→ **Excerpt provided**:
In a 14-page decision lambasting the Riverhead Zoning Board of Appeals and town planning director Rick Hanley, State Supreme Court Justice Peter Fox Cohalan has overturned a ZBA decision denying the owner of the Jamesport Manor Inn the right to build catering facilities on the site of its Manor Lane restaurant.

Cohalan came down on the ZBA and town planning department for “unfair discrimination and oppression” in their handling of applications by Manor Inn owner Kar-McVeigh LLC to erect a barn and temporary tent for catering adjacent to the restaurant .

The court found fault with the ZBA’s denial of Kar-McVeigh’s 2009 zoning appeal, after the owner informed the ZBA the required public hearing notice had not been posted as required by law, and requested an adjournment of the hearing date. The ZBA refused to grant the adjournment, held the public hearing anyway, and then denied the application “based on a willful failure by the petitioner to post a notice of the hearing.”

That, ruled Cohalan, “constitutes an abuse of discretion as it is arbitrary, unreasonable, and is not based upon substantial evidence.”

“The petitioner’s counsel was previously advised that if the posting and notice requirements were not met, the hearing would be adjourned until such posting and notice were properly done,” Cohalan wrote.

“The ZBA and Hanley have disregarded and misinterpreted substantial evidence, such as the prior determinations of this Court and the ZBA, and the applicable provisions of the Town Code, in their decisions in this case,” Cohalan wrote.

At issue in the case was whether catering on the site of the Manor Inn is a permitted accessory use to the permitted principal restaurant use — or whether the catering facilities are an expansion of a pre-existing nonconforming principal use, which requires a special permit of the Town Board.

“The proposed accessory catering barn/tent facilities are included in the permitted restaurant use,” Cohalan wrote. The court ruled as much its 2008 decision on the question, involving the same premises, in Matter of Barbato v ZBA. In that case, the court found that catering was an “incidental and customary accessory use” to the restaurant, and that catering activity was customarily incidental and not subordinate to the primary restaurant use, and did not require a special permit.

The court also faulted Hanley for issuing an opinion on the matter; by law, the court said, only the ZBA is allowed to issue such an opinion, making “[Hanley’s] determination … improper and without legal effect.”

The judge in his Dec. 20 decision directed to the town to “review and grant the two site plans previously submitted subject to set-backs and compliance with the applicable laws, rules, and regulations of the state and the town code.”

→ **Supplied entries**:
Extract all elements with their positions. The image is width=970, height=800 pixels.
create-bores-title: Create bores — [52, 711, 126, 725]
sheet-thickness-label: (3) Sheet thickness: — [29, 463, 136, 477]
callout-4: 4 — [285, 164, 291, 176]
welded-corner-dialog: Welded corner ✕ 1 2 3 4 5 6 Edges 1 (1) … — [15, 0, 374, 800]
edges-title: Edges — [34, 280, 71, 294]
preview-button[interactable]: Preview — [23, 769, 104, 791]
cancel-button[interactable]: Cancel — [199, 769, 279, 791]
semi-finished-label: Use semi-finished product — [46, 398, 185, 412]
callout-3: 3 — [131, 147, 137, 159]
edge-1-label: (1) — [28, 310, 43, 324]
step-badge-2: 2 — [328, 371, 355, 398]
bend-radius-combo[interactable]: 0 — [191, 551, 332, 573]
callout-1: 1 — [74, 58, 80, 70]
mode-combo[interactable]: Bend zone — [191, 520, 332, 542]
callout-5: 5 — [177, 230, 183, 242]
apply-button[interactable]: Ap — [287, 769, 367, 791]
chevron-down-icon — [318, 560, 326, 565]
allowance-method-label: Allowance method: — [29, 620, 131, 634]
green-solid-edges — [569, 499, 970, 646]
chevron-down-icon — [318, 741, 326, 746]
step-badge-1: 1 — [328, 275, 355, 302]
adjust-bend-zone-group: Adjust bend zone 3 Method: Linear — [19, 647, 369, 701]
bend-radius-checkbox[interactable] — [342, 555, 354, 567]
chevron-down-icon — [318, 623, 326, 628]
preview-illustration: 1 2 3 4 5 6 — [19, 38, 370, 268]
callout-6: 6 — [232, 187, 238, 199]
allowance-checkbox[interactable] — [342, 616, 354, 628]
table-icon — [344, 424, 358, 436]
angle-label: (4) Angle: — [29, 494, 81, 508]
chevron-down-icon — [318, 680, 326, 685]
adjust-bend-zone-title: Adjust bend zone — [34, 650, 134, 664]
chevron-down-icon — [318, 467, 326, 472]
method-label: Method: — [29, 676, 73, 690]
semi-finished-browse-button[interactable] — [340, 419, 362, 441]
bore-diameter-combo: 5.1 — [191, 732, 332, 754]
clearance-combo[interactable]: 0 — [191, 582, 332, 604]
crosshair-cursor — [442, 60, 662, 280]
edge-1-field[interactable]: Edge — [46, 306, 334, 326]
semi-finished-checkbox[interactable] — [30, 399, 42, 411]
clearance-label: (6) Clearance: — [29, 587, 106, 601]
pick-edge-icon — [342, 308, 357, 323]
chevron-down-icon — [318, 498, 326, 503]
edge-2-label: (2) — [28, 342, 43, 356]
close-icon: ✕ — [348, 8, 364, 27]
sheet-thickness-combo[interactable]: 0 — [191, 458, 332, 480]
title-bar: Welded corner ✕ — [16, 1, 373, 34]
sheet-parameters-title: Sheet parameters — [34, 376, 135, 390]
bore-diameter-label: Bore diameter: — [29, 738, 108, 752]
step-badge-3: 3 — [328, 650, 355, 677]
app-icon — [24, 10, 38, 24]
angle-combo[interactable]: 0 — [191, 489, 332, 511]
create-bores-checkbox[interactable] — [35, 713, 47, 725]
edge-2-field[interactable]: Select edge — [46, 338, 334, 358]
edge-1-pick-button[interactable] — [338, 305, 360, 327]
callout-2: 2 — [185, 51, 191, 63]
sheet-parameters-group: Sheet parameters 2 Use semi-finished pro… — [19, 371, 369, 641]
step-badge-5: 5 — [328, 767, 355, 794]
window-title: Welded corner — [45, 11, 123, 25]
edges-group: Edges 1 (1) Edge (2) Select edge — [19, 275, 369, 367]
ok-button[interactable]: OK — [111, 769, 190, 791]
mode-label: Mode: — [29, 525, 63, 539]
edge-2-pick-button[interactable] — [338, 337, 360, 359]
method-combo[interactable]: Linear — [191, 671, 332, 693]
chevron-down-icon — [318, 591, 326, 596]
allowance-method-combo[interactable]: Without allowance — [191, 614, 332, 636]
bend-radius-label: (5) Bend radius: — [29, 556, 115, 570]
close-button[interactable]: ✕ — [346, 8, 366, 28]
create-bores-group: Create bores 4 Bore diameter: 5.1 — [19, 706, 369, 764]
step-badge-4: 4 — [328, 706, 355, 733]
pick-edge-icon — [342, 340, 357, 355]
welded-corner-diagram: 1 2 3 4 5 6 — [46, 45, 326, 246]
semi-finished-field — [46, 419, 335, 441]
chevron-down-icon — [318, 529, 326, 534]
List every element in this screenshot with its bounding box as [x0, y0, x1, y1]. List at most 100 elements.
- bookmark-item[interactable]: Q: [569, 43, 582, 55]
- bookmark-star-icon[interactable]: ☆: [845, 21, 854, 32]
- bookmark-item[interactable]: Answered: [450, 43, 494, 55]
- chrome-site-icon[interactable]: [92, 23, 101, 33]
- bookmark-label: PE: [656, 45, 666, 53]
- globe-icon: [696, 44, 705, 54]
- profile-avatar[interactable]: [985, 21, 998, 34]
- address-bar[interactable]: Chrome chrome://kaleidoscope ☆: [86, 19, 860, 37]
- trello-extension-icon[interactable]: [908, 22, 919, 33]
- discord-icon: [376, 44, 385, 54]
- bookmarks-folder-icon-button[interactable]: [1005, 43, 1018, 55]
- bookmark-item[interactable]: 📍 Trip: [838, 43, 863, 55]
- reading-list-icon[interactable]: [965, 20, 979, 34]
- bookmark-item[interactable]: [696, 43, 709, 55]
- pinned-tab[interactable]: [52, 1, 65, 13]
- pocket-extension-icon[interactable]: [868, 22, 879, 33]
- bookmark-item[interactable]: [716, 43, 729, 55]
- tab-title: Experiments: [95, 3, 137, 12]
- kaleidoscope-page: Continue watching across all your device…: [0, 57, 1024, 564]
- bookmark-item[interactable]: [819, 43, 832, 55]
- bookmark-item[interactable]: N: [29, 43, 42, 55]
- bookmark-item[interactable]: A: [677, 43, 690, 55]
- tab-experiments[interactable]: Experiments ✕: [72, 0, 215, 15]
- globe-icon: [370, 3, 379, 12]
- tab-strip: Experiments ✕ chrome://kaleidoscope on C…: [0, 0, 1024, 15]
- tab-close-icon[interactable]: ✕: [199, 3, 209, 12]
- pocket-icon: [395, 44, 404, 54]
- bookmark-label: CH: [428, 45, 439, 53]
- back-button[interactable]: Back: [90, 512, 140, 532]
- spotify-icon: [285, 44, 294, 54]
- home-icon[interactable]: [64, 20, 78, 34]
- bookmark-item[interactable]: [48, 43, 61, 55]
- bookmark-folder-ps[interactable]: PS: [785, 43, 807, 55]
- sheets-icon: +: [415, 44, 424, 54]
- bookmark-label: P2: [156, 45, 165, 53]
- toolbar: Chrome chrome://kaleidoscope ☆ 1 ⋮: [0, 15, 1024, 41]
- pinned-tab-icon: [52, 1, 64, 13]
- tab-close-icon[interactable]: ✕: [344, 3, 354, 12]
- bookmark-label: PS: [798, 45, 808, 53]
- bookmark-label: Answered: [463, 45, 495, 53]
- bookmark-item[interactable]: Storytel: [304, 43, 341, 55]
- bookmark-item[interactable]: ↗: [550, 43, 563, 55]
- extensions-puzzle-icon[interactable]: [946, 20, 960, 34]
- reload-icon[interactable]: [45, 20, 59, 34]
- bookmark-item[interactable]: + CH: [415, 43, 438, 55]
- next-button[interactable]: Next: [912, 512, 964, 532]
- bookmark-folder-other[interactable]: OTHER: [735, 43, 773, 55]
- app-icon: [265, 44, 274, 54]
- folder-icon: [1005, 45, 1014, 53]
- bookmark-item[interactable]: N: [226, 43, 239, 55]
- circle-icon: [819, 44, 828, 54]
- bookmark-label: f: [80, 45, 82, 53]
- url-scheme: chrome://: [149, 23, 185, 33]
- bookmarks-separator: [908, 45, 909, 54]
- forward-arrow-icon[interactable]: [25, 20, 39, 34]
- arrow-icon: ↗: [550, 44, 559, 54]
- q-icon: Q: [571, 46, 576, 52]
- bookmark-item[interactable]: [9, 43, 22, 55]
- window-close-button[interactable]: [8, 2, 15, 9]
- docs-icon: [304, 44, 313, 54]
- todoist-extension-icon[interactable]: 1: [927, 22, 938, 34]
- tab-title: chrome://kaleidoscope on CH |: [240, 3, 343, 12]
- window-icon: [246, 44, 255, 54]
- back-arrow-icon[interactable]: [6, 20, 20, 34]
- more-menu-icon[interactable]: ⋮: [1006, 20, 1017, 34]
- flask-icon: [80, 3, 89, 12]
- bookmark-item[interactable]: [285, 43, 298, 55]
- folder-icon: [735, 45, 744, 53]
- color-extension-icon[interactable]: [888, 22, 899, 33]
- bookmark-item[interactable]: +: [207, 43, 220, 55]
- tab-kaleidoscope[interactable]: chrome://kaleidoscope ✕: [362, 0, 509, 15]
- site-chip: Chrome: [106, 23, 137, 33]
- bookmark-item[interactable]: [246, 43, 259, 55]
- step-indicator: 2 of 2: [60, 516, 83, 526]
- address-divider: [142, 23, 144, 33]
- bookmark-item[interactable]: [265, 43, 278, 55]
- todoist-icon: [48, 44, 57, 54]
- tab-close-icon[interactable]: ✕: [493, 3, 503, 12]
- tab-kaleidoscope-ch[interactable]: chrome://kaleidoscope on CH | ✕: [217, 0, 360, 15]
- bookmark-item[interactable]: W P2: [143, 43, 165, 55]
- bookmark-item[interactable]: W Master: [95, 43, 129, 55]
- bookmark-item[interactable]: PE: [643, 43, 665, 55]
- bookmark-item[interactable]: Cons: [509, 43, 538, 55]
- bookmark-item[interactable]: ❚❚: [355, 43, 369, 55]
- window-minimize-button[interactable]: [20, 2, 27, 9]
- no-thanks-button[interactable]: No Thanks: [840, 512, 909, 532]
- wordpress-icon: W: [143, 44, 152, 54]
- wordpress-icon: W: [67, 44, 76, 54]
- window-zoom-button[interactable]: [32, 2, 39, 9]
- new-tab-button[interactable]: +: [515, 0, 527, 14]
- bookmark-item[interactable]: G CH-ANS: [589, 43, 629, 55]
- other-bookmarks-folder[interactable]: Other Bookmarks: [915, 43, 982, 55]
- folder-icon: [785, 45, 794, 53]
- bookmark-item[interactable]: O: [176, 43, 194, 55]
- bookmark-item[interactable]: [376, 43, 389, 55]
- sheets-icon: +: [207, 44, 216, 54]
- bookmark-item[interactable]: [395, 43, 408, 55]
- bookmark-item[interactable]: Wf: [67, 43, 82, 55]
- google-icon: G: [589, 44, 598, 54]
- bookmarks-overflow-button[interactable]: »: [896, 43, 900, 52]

→ **Directions for this task**: Summarize the report on the Jamesport Manor Inn court ruling in two sentences.

→ **Exercise solution**: State Supreme Court Justice Peter Fox Cohalan overturned a Riverhead Zoning Board of Appeals decision that denied Manor Inn owner Kar-McVeigh LLC the right to build catering facilities at its Manor Lane restaurant. He found the ZBA's denial over the hearing notice an abuse of discretion, ruled that the proposed catering barn/tent facilities are included in the permitted restaurant use, held planning director Rick Hanley's determination improper and without legal effect, and directed the town to review and grant the two site plans previously submitted.